* _Task details_
Repeat the records from the line containing "style-item-checkbox[interactable]: [530, 189, 540, 200]" through the line containing "style-item-checkbox[interactable]: [540, 124, 550, 135]", both ends included.

Box coordinate listings
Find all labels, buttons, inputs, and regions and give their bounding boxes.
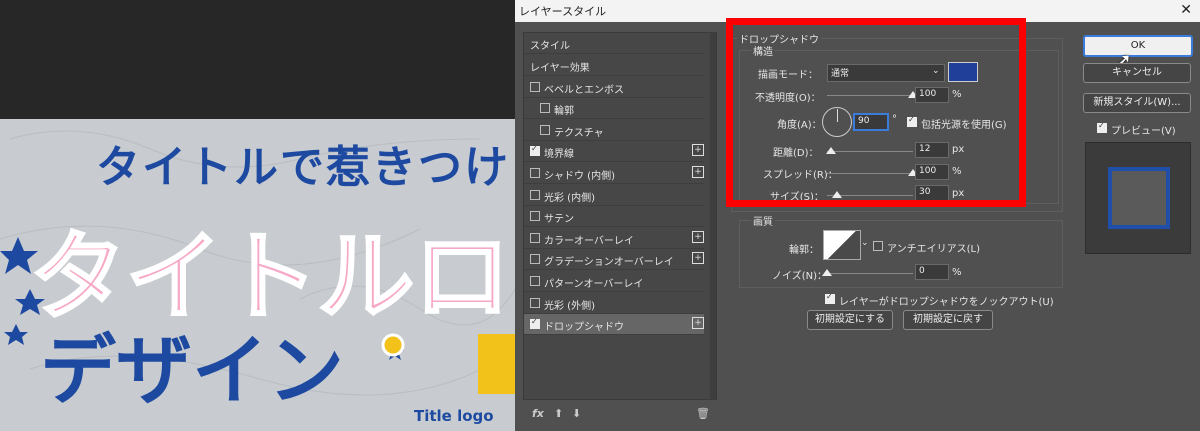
style-item-checkbox[interactable]: [530, 189, 540, 200]
style-item-label: レイヤー効果: [530, 63, 590, 74]
add-effect-icon[interactable]: +: [692, 166, 704, 178]
style-item[interactable]: ドロップシャドウ +: [524, 314, 704, 336]
style-item-checkbox[interactable]: [540, 124, 550, 135]
artwork-caption: Title logo: [414, 407, 494, 425]
noise-slider-thumb[interactable]: [822, 269, 832, 276]
style-item[interactable]: 光彩 (内側): [524, 185, 704, 206]
canvas-background: [0, 0, 515, 119]
highlight-box: [726, 18, 1026, 207]
style-item-checkbox[interactable]: [530, 211, 540, 222]
style-item[interactable]: グラデーションオーバーレイ +: [524, 249, 704, 271]
style-item-label: サテン: [544, 214, 574, 226]
style-item-label: 境界線: [544, 149, 574, 161]
canvas-artwork: タイトルで惹きつけ タイトルロ デザイン Title logo: [0, 119, 515, 431]
noise-unit: %: [952, 267, 962, 278]
style-item-label: 光彩 (内側): [544, 192, 595, 204]
style-item-label: ドロップシャドウ: [544, 322, 624, 334]
cancel-button[interactable]: キャンセル: [1083, 63, 1191, 83]
antialias-checkbox[interactable]: [873, 241, 883, 251]
style-item-label: 輪郭: [554, 106, 574, 118]
trash-icon[interactable]: 🗑: [696, 407, 710, 420]
ok-button[interactable]: OK: [1083, 35, 1193, 57]
style-item-checkbox[interactable]: [530, 81, 540, 92]
quality-title: 画質: [751, 213, 775, 228]
style-item[interactable]: 境界線 +: [524, 141, 704, 163]
preview-label: プレビュー(V): [1111, 126, 1176, 137]
style-list-toolbar: fx ⬆ ⬇ 🗑: [524, 403, 716, 427]
style-item-checkbox[interactable]: [530, 232, 540, 243]
add-effect-icon[interactable]: +: [692, 252, 704, 265]
style-item-label: パターンオーバーレイ: [544, 279, 644, 290]
style-item-checkbox[interactable]: [540, 103, 550, 114]
fx-icon[interactable]: fx: [532, 407, 544, 420]
style-item-checkbox[interactable]: [530, 317, 540, 330]
add-effect-icon[interactable]: +: [692, 144, 704, 157]
preview-thumbnail: [1085, 142, 1191, 254]
add-effect-icon[interactable]: +: [692, 230, 704, 243]
style-item-checkbox[interactable]: [530, 297, 540, 308]
style-item[interactable]: ベベルとエンボス: [524, 77, 704, 98]
style-item[interactable]: シャドウ (内側) +: [524, 163, 704, 184]
style-item[interactable]: 輪郭: [524, 98, 704, 120]
reset-default-button[interactable]: 初期設定に戻す: [903, 310, 993, 330]
noise-slider-track[interactable]: [827, 273, 913, 274]
contour-chevron-icon[interactable]: ⌄: [861, 238, 869, 248]
style-item-label: シャドウ (内側): [544, 171, 615, 182]
noise-input[interactable]: 0: [915, 264, 949, 280]
style-item-label: テクスチャ: [554, 127, 604, 139]
style-item-label: 光彩 (外側): [544, 300, 595, 312]
preview-square: [1108, 167, 1170, 229]
artwork-line1: タイトルで惹きつけ: [96, 142, 510, 193]
artwork-line3: デザイン: [40, 326, 344, 415]
style-item-label: ベベルとエンボス: [544, 84, 624, 96]
style-item[interactable]: 光彩 (外側): [524, 293, 704, 314]
style-item[interactable]: レイヤー効果: [524, 55, 704, 76]
add-effect-icon[interactable]: +: [692, 317, 704, 330]
dialog-title: レイヤースタイル: [519, 5, 607, 18]
contour-preview[interactable]: [823, 230, 861, 260]
knockout-checkbox[interactable]: [825, 292, 835, 304]
style-item-checkbox[interactable]: [530, 168, 540, 178]
noise-label: ノイズ(N)：: [772, 271, 827, 282]
make-default-button[interactable]: 初期設定にする: [807, 310, 893, 330]
antialias-label: アンチエイリアス(L): [887, 244, 980, 255]
style-item-label: グラデーションオーバーレイ: [544, 257, 674, 269]
new-style-button[interactable]: 新規スタイル(W)...: [1083, 93, 1191, 113]
style-item[interactable]: サテン: [524, 206, 704, 228]
move-up-icon[interactable]: ⬆: [554, 407, 563, 420]
style-item[interactable]: パターンオーバーレイ: [524, 271, 704, 292]
style-item-checkbox[interactable]: [530, 144, 540, 157]
style-item-checkbox[interactable]: [530, 254, 540, 265]
move-down-icon[interactable]: ⬇: [572, 407, 581, 420]
style-item[interactable]: テクスチャ: [524, 120, 704, 141]
contour-label: 輪郭：: [789, 245, 819, 256]
style-item[interactable]: カラーオーバーレイ +: [524, 228, 704, 249]
close-icon[interactable]: ✕: [1180, 2, 1192, 18]
style-list-header[interactable]: スタイル: [524, 33, 704, 54]
preview-checkbox[interactable]: [1097, 121, 1107, 133]
layer-style-dialog: レイヤースタイル ✕ スタイル レイヤー効果ベベルとエンボス輪郭テクスチャ境界線…: [515, 0, 1200, 431]
knockout-label: レイヤーがドロップシャドウをノックアウト(U): [839, 297, 1054, 308]
style-list-scrollbar[interactable]: [710, 33, 716, 399]
style-item-label: カラーオーバーレイ: [544, 235, 634, 247]
style-list-panel: スタイル レイヤー効果ベベルとエンボス輪郭テクスチャ境界線 + シャドウ (内側) +…: [523, 32, 717, 420]
style-item-checkbox[interactable]: [530, 276, 540, 286]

* _The output_
style-item-checkbox[interactable]: [530, 189, 540, 200]
style-item-label: レイヤー効果: [530, 63, 590, 74]
add-effect-icon[interactable]: +: [692, 166, 704, 178]
style-item[interactable]: ドロップシャドウ +: [524, 314, 704, 336]
style-item-checkbox[interactable]: [540, 124, 550, 135]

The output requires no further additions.